## Task data

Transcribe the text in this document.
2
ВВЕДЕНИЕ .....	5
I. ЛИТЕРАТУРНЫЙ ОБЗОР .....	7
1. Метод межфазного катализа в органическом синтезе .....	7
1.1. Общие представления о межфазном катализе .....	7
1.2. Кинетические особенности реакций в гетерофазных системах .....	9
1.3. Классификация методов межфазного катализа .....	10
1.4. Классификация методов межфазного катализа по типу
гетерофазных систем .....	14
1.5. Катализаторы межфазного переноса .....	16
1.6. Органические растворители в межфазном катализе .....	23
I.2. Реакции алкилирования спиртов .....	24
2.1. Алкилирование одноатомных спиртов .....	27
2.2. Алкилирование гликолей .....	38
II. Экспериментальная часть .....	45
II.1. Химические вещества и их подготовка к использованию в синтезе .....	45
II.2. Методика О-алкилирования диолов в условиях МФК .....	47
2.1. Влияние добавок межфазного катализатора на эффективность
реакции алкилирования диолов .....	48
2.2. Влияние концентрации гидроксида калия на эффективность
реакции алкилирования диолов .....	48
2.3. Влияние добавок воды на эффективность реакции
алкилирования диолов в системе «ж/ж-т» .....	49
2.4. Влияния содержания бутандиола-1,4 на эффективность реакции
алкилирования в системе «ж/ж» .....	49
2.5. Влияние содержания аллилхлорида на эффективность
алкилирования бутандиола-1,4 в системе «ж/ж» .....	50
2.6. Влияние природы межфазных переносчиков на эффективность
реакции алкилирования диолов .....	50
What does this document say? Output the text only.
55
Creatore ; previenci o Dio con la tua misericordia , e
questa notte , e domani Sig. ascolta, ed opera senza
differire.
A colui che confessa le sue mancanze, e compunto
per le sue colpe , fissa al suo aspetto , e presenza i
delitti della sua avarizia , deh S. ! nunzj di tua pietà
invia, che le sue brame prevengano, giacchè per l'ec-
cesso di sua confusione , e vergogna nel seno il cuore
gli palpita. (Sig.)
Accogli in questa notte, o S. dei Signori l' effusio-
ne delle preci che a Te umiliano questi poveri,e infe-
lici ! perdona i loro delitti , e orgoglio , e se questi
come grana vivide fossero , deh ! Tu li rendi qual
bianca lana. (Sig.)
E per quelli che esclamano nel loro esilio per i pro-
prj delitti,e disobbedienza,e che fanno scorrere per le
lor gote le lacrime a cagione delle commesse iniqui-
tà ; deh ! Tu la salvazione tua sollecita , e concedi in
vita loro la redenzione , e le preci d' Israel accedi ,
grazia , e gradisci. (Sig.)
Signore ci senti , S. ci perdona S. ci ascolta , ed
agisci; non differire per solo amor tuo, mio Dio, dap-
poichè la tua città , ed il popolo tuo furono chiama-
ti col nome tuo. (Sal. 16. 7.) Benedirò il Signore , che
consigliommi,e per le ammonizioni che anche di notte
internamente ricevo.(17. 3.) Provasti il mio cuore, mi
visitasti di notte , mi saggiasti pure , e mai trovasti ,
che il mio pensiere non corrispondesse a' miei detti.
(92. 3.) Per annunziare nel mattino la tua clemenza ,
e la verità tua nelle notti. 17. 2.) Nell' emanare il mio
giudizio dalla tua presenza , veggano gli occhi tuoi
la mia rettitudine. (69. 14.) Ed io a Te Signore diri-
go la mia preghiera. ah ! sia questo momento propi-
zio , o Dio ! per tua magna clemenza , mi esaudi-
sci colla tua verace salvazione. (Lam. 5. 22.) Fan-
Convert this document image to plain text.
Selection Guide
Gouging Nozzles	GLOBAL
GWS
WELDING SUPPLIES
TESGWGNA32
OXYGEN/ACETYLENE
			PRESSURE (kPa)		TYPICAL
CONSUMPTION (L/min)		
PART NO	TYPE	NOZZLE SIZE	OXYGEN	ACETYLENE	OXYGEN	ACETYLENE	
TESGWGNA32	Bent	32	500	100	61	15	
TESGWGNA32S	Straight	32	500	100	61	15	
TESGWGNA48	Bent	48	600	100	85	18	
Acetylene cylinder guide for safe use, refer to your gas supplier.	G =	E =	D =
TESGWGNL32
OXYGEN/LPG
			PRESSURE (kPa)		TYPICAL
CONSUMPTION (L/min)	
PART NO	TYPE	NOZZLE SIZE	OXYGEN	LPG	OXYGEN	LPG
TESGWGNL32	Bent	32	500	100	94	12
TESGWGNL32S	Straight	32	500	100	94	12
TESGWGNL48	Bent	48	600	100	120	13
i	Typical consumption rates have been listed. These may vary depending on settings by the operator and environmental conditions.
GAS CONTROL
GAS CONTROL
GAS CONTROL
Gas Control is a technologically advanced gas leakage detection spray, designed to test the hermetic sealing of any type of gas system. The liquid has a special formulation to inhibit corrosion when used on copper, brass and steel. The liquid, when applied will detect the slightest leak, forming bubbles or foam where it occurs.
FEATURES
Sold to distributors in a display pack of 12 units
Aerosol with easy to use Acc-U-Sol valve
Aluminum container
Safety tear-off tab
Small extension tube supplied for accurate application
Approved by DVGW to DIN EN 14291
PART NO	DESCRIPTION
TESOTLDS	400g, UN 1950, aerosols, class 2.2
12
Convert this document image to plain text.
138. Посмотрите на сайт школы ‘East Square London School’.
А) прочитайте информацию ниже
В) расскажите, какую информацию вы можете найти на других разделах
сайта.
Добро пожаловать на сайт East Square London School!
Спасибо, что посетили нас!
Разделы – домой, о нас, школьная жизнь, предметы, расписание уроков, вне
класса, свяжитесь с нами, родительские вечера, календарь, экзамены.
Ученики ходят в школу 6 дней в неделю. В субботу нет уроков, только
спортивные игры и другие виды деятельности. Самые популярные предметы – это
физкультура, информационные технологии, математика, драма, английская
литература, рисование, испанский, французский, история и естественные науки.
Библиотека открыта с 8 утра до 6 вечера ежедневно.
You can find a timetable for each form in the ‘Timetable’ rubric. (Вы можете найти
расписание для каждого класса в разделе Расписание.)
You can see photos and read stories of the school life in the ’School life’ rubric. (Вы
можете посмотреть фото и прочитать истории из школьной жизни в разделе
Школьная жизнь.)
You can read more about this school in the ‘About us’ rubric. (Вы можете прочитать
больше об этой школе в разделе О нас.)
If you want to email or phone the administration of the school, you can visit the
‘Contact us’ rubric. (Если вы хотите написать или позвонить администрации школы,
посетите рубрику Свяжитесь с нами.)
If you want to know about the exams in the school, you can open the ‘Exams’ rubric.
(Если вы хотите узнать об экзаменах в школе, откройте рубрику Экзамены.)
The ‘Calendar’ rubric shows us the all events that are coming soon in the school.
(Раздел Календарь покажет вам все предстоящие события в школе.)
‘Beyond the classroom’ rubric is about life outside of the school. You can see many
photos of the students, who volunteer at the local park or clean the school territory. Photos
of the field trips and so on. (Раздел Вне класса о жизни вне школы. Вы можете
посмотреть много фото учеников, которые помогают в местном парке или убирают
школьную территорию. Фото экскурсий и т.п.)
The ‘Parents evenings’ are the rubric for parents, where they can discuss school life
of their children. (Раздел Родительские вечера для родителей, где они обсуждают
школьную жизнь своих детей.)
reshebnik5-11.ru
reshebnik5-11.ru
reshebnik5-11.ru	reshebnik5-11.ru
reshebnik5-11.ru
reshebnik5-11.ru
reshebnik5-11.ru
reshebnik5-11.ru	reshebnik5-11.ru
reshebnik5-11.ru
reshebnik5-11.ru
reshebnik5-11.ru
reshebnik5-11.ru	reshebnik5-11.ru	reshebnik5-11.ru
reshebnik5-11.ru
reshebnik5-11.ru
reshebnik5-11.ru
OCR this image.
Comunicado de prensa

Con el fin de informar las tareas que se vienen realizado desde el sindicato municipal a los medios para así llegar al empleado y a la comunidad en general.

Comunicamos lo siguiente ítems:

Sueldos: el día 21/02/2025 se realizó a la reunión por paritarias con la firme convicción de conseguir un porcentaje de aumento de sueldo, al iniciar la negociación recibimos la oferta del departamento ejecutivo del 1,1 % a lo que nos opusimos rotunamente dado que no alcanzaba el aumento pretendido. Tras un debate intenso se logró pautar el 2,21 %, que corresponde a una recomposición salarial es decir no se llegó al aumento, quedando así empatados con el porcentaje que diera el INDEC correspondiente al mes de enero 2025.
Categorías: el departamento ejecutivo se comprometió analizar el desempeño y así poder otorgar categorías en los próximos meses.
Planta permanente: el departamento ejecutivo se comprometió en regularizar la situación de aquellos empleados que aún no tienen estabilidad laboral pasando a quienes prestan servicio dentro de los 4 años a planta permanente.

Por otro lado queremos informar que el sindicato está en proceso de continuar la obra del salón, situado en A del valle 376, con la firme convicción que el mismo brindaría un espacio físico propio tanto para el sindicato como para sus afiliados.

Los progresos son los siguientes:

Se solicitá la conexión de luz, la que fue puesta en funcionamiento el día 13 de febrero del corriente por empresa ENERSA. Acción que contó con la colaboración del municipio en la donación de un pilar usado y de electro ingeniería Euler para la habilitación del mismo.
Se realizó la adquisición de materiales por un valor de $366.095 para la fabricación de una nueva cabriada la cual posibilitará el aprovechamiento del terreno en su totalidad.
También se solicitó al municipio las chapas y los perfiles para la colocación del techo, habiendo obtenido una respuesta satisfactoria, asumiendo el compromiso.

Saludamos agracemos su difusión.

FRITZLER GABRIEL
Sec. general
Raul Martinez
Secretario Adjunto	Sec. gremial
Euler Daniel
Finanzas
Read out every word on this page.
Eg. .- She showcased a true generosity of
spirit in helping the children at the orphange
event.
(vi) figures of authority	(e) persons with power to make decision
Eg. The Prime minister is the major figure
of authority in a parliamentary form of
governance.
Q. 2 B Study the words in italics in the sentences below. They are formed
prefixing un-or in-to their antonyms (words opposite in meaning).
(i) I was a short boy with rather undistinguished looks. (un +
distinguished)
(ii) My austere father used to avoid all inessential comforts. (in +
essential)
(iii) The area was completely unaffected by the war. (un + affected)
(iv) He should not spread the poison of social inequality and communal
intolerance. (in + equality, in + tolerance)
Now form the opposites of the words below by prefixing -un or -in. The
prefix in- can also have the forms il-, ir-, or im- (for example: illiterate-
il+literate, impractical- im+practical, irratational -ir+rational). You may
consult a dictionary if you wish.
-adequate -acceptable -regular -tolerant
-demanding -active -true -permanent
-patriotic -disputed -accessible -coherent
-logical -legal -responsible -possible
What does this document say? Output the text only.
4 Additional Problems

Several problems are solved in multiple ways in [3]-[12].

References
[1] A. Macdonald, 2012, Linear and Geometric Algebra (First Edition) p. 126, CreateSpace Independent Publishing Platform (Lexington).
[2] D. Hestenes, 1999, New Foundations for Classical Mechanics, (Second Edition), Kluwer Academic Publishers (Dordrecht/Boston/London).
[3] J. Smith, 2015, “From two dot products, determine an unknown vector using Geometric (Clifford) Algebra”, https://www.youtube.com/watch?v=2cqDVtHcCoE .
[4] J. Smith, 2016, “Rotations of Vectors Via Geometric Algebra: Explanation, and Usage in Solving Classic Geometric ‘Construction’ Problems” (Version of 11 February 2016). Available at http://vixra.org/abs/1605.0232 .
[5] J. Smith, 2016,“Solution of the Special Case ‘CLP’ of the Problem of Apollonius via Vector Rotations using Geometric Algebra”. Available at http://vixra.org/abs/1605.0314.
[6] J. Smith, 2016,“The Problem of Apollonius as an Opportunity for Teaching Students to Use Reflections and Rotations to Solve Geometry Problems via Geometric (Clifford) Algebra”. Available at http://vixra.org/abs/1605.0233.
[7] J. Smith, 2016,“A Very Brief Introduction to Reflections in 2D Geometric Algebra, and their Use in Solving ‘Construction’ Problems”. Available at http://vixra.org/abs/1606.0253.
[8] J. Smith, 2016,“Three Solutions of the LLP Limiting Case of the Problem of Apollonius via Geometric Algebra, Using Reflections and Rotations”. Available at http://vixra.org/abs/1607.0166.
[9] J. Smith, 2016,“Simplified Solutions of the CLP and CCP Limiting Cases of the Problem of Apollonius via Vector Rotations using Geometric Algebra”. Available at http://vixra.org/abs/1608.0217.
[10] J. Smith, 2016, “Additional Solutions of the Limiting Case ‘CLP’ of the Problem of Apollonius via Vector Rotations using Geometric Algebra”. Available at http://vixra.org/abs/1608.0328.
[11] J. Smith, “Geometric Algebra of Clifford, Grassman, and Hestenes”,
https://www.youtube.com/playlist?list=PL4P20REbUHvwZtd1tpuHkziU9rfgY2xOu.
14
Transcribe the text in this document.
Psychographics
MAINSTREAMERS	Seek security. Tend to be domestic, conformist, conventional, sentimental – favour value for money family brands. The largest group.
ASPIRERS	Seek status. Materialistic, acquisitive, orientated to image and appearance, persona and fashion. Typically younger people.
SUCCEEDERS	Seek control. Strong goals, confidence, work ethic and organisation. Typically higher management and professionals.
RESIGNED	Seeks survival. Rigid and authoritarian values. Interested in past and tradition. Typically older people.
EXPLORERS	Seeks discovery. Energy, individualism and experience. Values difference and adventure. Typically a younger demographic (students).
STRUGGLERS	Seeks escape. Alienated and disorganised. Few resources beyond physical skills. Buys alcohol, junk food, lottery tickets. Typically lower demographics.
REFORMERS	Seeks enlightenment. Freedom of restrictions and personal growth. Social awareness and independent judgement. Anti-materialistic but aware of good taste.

## Exercise requirements
Find every line in the listing that holds the string "системе", then say how many there are as a bare number.

## Correct result
3